[Records from a collection]
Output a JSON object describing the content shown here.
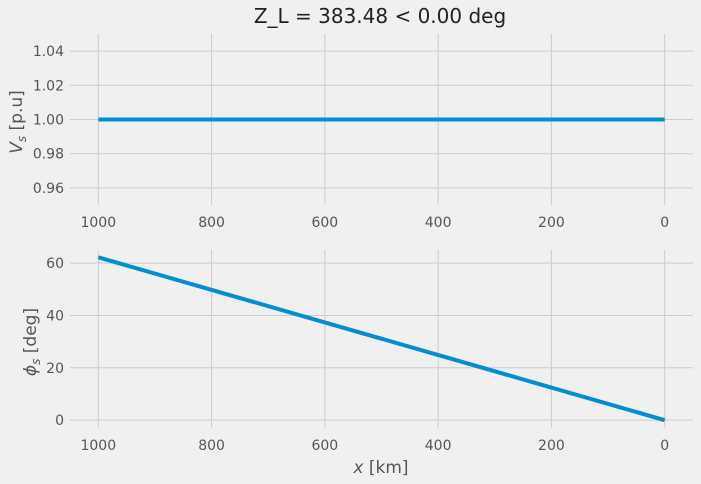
{
  "title": "Z_L = 383.48 < 0.00 deg",
  "chart_data": [
    {
      "type": "line",
      "title": "Z_L = 383.48 < 0.00 deg",
      "xlabel": "",
      "ylabel_main": "V",
      "ylabel_sub": "s",
      "ylabel_unit": " [p.u]",
      "x_inverted": true,
      "xlim": [
        1050,
        -50
      ],
      "ylim": [
        0.95,
        1.05
      ],
      "xticks": [
        1000,
        800,
        600,
        400,
        200,
        0
      ],
      "xtick_labels": [
        "1000",
        "800",
        "600",
        "400",
        "200",
        "0"
      ],
      "yticks": [
        0.96,
        0.98,
        1.0,
        1.02,
        1.04
      ],
      "ytick_labels": [
        "0.96",
        "0.98",
        "1.00",
        "1.02",
        "1.04"
      ],
      "grid": true,
      "color": "#008fd5",
      "series": [
        {
          "x": [
            1000,
            0
          ],
          "y": [
            1.0,
            1.0
          ]
        }
      ]
    },
    {
      "type": "line",
      "xlabel_main": "x",
      "xlabel_unit": " [km]",
      "ylabel_main": "ϕ",
      "ylabel_sub": "s",
      "ylabel_unit": " [deg]",
      "x_inverted": true,
      "xlim": [
        1050,
        -50
      ],
      "ylim": [
        -3,
        65
      ],
      "xticks": [
        1000,
        800,
        600,
        400,
        200,
        0
      ],
      "xtick_labels": [
        "1000",
        "800",
        "600",
        "400",
        "200",
        "0"
      ],
      "yticks": [
        0,
        20,
        40,
        60
      ],
      "ytick_labels": [
        "0",
        "20",
        "40",
        "60"
      ],
      "grid": true,
      "color": "#008fd5",
      "series": [
        {
          "x": [
            1000,
            0
          ],
          "y": [
            62.2,
            0.0
          ]
        }
      ]
    }
  ]
}
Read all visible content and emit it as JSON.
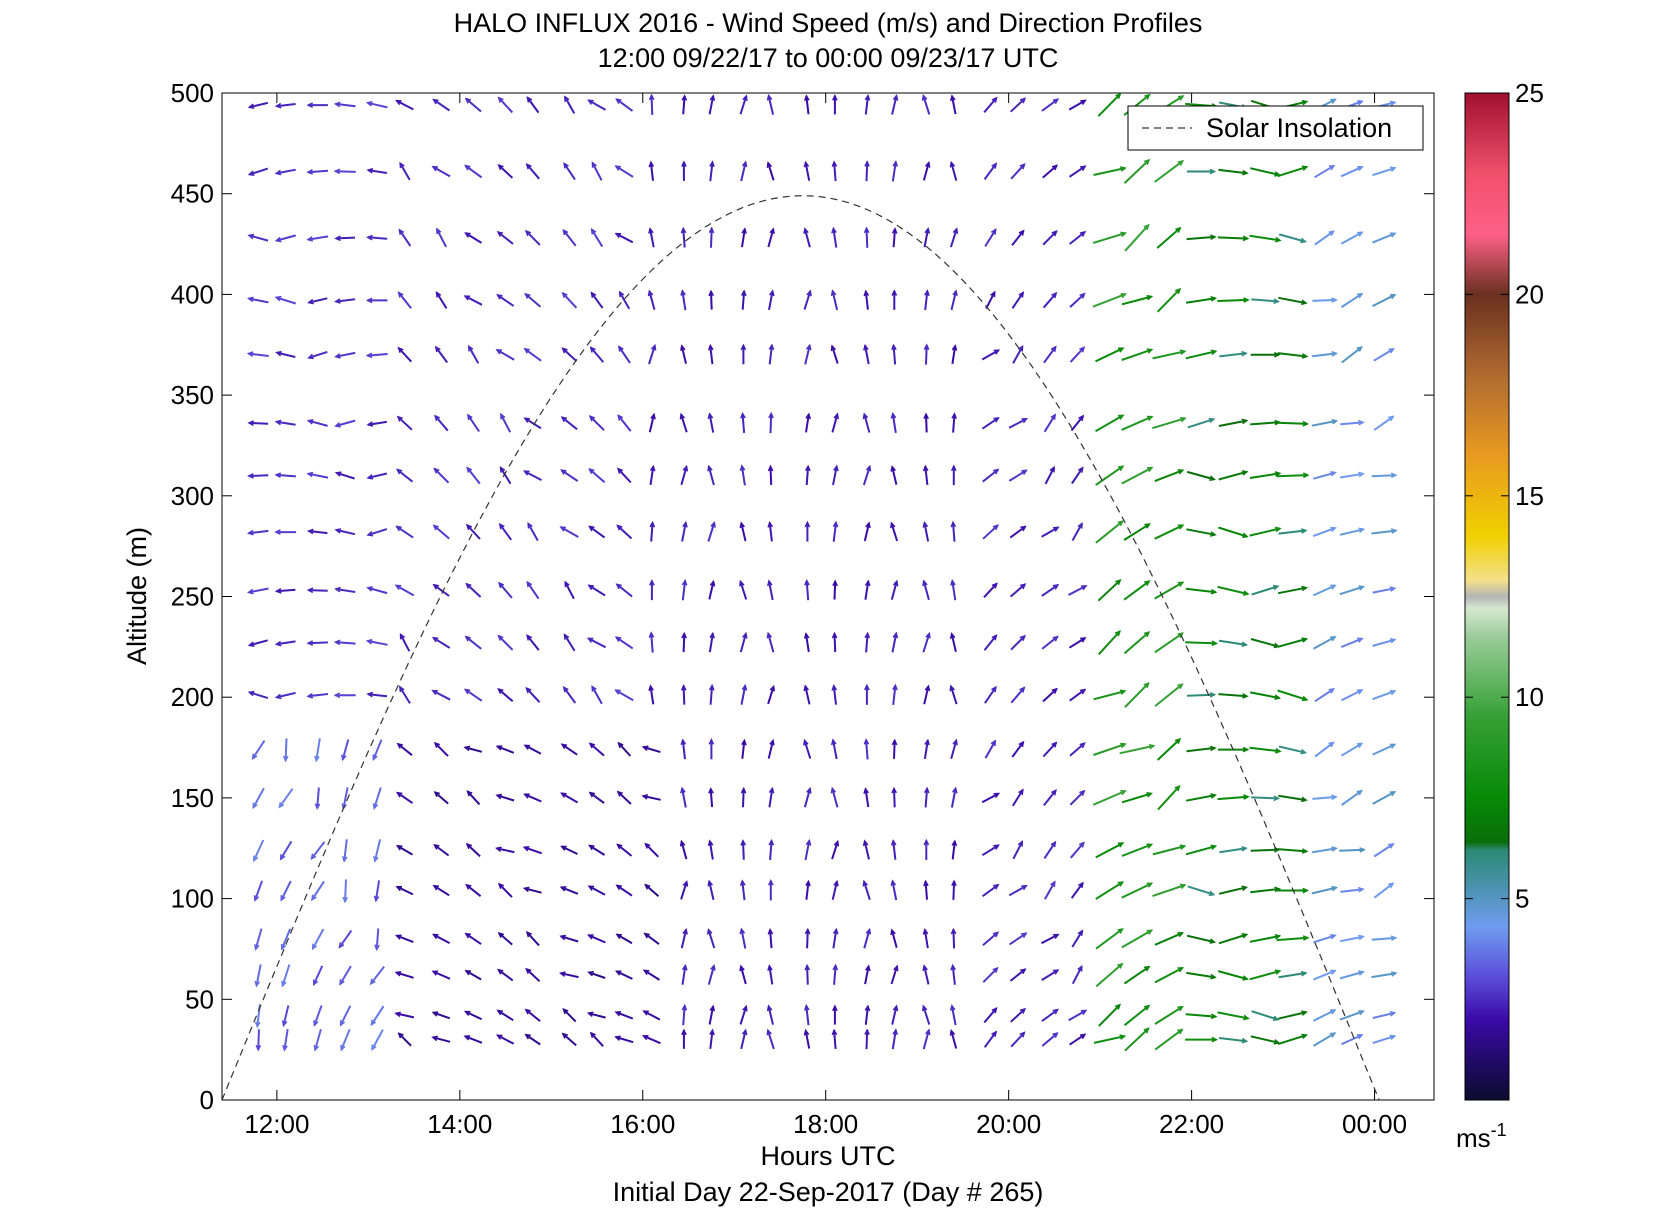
{
  "chart_data": {
    "type": "quiver",
    "title": "HALO INFLUX 2016 - Wind Speed (m/s) and Direction Profiles",
    "subtitle": "12:00 09/22/17 to 00:00 09/23/17  UTC",
    "xlabel": "Hours UTC",
    "xlabel2": "Initial Day 22-Sep-2017 (Day # 265)",
    "ylabel": "Altitude (m)",
    "xlim": [
      11.4,
      24.65
    ],
    "ylim": [
      0,
      500
    ],
    "x_tick_values": [
      12,
      14,
      16,
      18,
      20,
      22,
      24
    ],
    "x_tick_labels": [
      "12:00",
      "14:00",
      "16:00",
      "18:00",
      "20:00",
      "22:00",
      "00:00"
    ],
    "y_ticks": [
      0,
      50,
      100,
      150,
      200,
      250,
      300,
      350,
      400,
      450,
      500
    ],
    "colorbar": {
      "label": "ms",
      "label_exponent": "-1",
      "range": [
        0,
        25
      ],
      "ticks": [
        5,
        10,
        15,
        20,
        25
      ],
      "colormap": [
        {
          "v": 0,
          "c": "#0b0b2e"
        },
        {
          "v": 2,
          "c": "#3a0aa8"
        },
        {
          "v": 3,
          "c": "#5a4ad8"
        },
        {
          "v": 4.3,
          "c": "#6f9cf0"
        },
        {
          "v": 5.2,
          "c": "#4d93b5"
        },
        {
          "v": 6.2,
          "c": "#2c8a74"
        },
        {
          "v": 6.4,
          "c": "#0a6e0a"
        },
        {
          "v": 7.5,
          "c": "#078a07"
        },
        {
          "v": 9.5,
          "c": "#35a035"
        },
        {
          "v": 11.5,
          "c": "#9acc9a"
        },
        {
          "v": 12.2,
          "c": "#d6e8d0"
        },
        {
          "v": 12.5,
          "c": "#b4b4b4"
        },
        {
          "v": 12.9,
          "c": "#f4e08a"
        },
        {
          "v": 14,
          "c": "#f0d000"
        },
        {
          "v": 16,
          "c": "#e89a20"
        },
        {
          "v": 18,
          "c": "#b06a30"
        },
        {
          "v": 20,
          "c": "#6a3020"
        },
        {
          "v": 21.5,
          "c": "#ff6088"
        },
        {
          "v": 23,
          "c": "#f0506a"
        },
        {
          "v": 25,
          "c": "#a01030"
        }
      ]
    },
    "legend": {
      "entries": [
        "Solar Insolation"
      ],
      "placement": "top-right"
    },
    "solar_insolation": {
      "peak_hour": 17.75,
      "peak_value": 449,
      "rise_hour": 11.4,
      "set_hour": 24.05
    },
    "hours": [
      11.8,
      12.1,
      12.45,
      12.75,
      13.1,
      13.4,
      13.8,
      14.15,
      14.5,
      14.8,
      15.2,
      15.5,
      15.8,
      16.1,
      16.45,
      16.75,
      17.1,
      17.4,
      17.8,
      18.1,
      18.45,
      18.75,
      19.1,
      19.4,
      19.8,
      20.1,
      20.45,
      20.75,
      21.1,
      21.4,
      21.75,
      22.1,
      22.45,
      22.8,
      23.1,
      23.45,
      23.75,
      24.1
    ],
    "altitudes": [
      30,
      42,
      62,
      80,
      104,
      124,
      150,
      174,
      201,
      227,
      253,
      282,
      310,
      336,
      370,
      397,
      428,
      461,
      494
    ],
    "wind_field_note": "Direction (deg clockwise from north) and speed estimated per time/altitude; generated from region-wise estimates below",
    "wind_regions": [
      {
        "hours": [
          11.8,
          13.4
        ],
        "alt": [
          180,
          500
        ],
        "dir": 270,
        "speed": 2.6
      },
      {
        "hours": [
          13.4,
          16.1
        ],
        "alt": [
          180,
          500
        ],
        "dir": 315,
        "speed": 2.5
      },
      {
        "hours": [
          16.1,
          19.5
        ],
        "alt": [
          30,
          500
        ],
        "dir": 0,
        "speed": 2.3
      },
      {
        "hours": [
          19.5,
          21.1
        ],
        "alt": [
          30,
          500
        ],
        "dir": 45,
        "speed": 2.4
      },
      {
        "hours": [
          21.1,
          22.1
        ],
        "alt": [
          30,
          500
        ],
        "dir": 60,
        "speed": 8.5
      },
      {
        "hours": [
          22.1,
          23.45
        ],
        "alt": [
          30,
          500
        ],
        "dir": 90,
        "speed": 7.0
      },
      {
        "hours": [
          23.45,
          24.1
        ],
        "alt": [
          30,
          500
        ],
        "dir": 70,
        "speed": 4.5
      },
      {
        "hours": [
          11.8,
          13.4
        ],
        "alt": [
          30,
          180
        ],
        "dir": 200,
        "speed": 3.5
      },
      {
        "hours": [
          13.4,
          16.1
        ],
        "alt": [
          30,
          180
        ],
        "dir": 300,
        "speed": 1.8
      }
    ]
  }
}
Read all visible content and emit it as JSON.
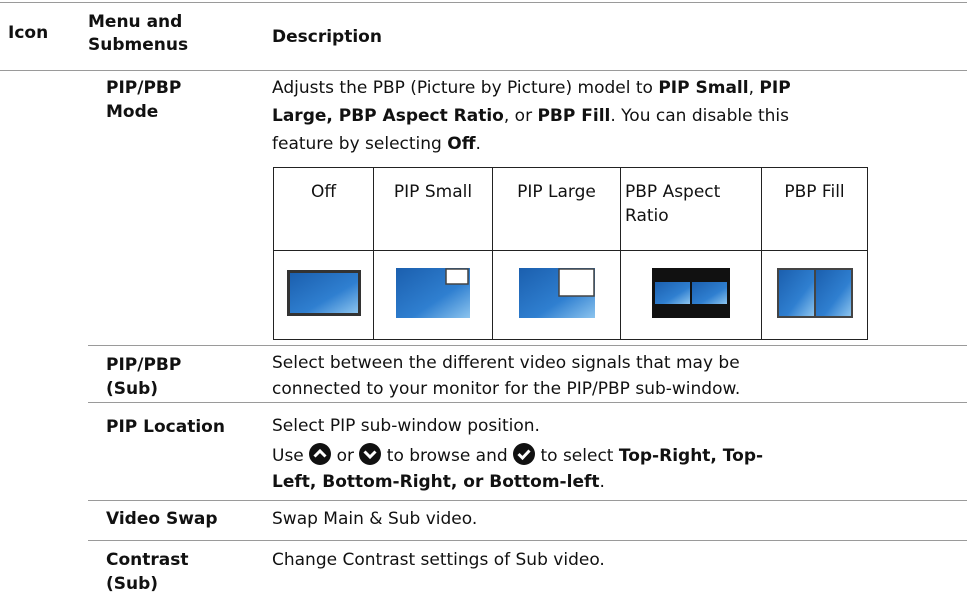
{
  "table": {
    "headers": [
      "Icon",
      "Menu and Submenus",
      "Description"
    ],
    "rows": [
      {
        "menu": "PIP/PBP Mode",
        "description": [
          [
            "Adjusts the PBP (Picture by Picture) model to ",
            "PIP Small",
            ", ",
            "PIP"
          ],
          [
            "Large, PBP Aspect Ratio",
            ", or ",
            "PBP Fill",
            ". You can disable this"
          ],
          [
            "feature by selecting ",
            "Off",
            "."
          ]
        ],
        "options": [
          "Off",
          "PIP Small",
          "PIP Large",
          "PBP Aspect Ratio",
          "PBP Fill"
        ]
      },
      {
        "menu": "PIP/PBP (Sub)",
        "description": [
          [
            "Select between the different video signals that may be"
          ],
          [
            "connected to your monitor for the PIP/PBP sub-window."
          ]
        ]
      },
      {
        "menu": "PIP Location",
        "description": [
          [
            "Select PIP sub-window position."
          ],
          [
            "Use",
            "or",
            "to browse and",
            " to select ",
            "Top-Right, Top-"
          ],
          [
            "Left, Bottom-Right, or Bottom-left",
            "."
          ]
        ]
      },
      {
        "menu": "Video Swap",
        "description": [
          [
            "Swap Main & Sub video."
          ]
        ]
      },
      {
        "menu": "Contrast (Sub)",
        "description": [
          [
            "Change Contrast settings of Sub video."
          ]
        ]
      }
    ]
  }
}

**Brief**
Of the lines in this listing, how many contain "Ratio"? Reply with the number and nothing more.

**Solution to the problem**
2